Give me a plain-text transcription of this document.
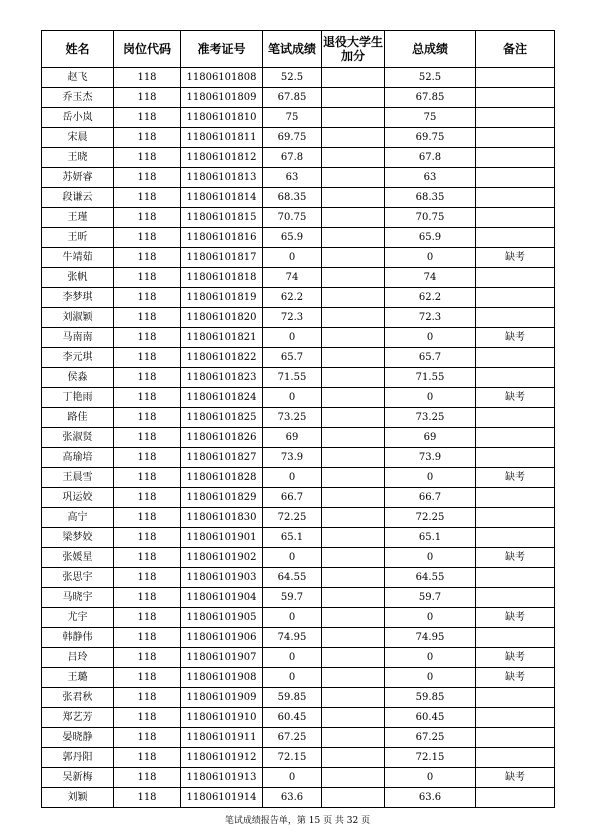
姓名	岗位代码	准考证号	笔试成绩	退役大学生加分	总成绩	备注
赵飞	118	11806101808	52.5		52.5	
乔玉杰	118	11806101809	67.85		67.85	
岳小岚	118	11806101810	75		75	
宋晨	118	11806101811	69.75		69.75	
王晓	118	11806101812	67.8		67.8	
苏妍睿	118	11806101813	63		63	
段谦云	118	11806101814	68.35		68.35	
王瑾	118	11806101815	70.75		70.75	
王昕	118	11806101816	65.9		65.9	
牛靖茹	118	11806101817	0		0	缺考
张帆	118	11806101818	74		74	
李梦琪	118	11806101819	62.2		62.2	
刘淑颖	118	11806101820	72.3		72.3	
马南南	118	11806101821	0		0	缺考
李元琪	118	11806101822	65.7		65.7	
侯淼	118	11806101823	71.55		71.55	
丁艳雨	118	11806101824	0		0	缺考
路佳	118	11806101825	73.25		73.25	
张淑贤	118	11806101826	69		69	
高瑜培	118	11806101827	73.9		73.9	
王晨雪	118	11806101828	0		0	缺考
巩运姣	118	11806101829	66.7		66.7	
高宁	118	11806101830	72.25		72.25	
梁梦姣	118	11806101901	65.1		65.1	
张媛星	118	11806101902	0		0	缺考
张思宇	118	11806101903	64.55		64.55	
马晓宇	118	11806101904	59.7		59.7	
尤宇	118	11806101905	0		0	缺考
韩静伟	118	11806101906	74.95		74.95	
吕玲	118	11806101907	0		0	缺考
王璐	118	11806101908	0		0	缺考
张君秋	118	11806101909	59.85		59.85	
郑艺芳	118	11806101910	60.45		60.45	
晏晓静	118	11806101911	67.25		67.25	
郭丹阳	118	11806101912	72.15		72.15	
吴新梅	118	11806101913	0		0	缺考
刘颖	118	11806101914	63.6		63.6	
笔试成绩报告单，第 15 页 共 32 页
- - -
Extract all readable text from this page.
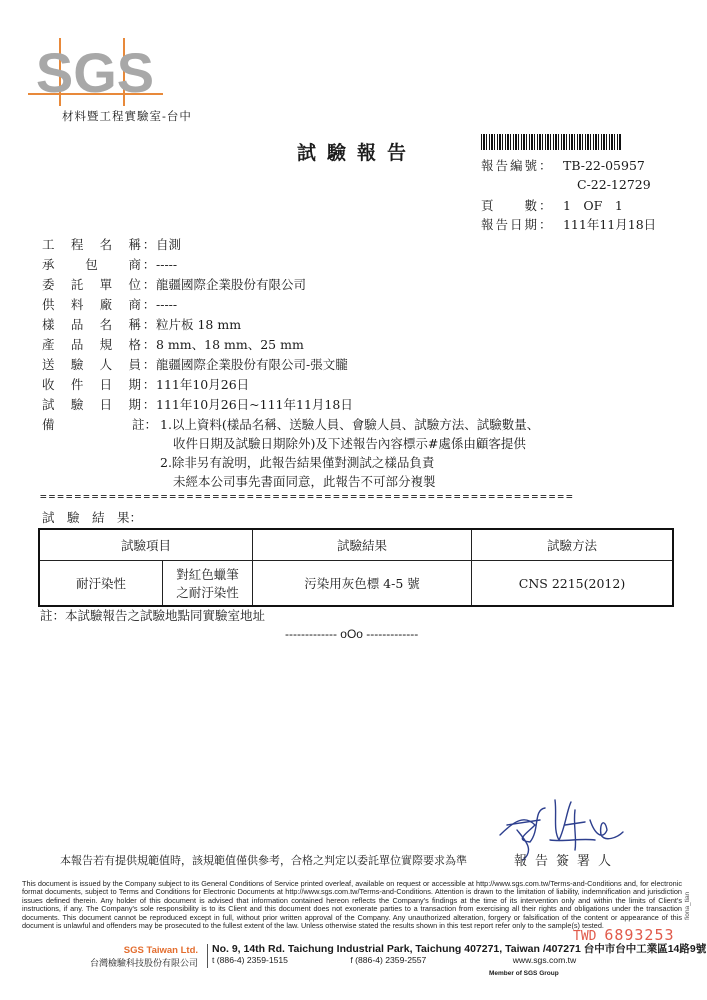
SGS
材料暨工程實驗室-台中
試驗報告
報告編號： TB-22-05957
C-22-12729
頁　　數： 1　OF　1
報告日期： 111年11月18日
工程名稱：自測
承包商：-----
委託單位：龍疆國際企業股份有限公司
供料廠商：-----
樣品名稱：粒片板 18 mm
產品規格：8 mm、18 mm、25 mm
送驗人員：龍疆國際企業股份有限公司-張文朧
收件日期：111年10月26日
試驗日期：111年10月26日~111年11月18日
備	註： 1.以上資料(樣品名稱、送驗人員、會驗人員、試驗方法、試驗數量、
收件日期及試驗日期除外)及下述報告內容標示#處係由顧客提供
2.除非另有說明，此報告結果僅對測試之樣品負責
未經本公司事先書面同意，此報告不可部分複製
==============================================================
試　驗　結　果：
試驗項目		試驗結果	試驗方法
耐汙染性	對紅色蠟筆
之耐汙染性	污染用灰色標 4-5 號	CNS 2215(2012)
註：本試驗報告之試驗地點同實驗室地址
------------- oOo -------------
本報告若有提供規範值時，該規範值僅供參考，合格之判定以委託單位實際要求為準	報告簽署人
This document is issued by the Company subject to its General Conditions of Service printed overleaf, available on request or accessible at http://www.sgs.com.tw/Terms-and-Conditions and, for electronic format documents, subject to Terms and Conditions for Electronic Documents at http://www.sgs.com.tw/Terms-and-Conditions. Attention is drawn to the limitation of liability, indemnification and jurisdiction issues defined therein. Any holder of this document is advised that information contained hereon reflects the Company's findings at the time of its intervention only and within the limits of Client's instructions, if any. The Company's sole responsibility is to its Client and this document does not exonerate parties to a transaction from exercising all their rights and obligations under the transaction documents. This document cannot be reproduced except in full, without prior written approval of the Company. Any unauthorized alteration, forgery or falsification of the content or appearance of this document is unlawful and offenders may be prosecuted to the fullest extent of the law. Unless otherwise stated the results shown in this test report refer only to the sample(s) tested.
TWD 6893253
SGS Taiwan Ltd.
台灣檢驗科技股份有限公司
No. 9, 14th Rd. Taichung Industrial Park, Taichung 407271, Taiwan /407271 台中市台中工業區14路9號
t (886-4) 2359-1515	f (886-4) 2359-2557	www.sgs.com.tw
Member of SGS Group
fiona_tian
- - -
• _Instructions for the task_: Check the data for the word "樣品名稱" and pull out the lines that have it.

• _Output for this exercise_:
樣品名稱：粒片板 18 mm
備	註： 1.以上資料(樣品名稱、送驗人員、會驗人員、試驗方法、試驗數量、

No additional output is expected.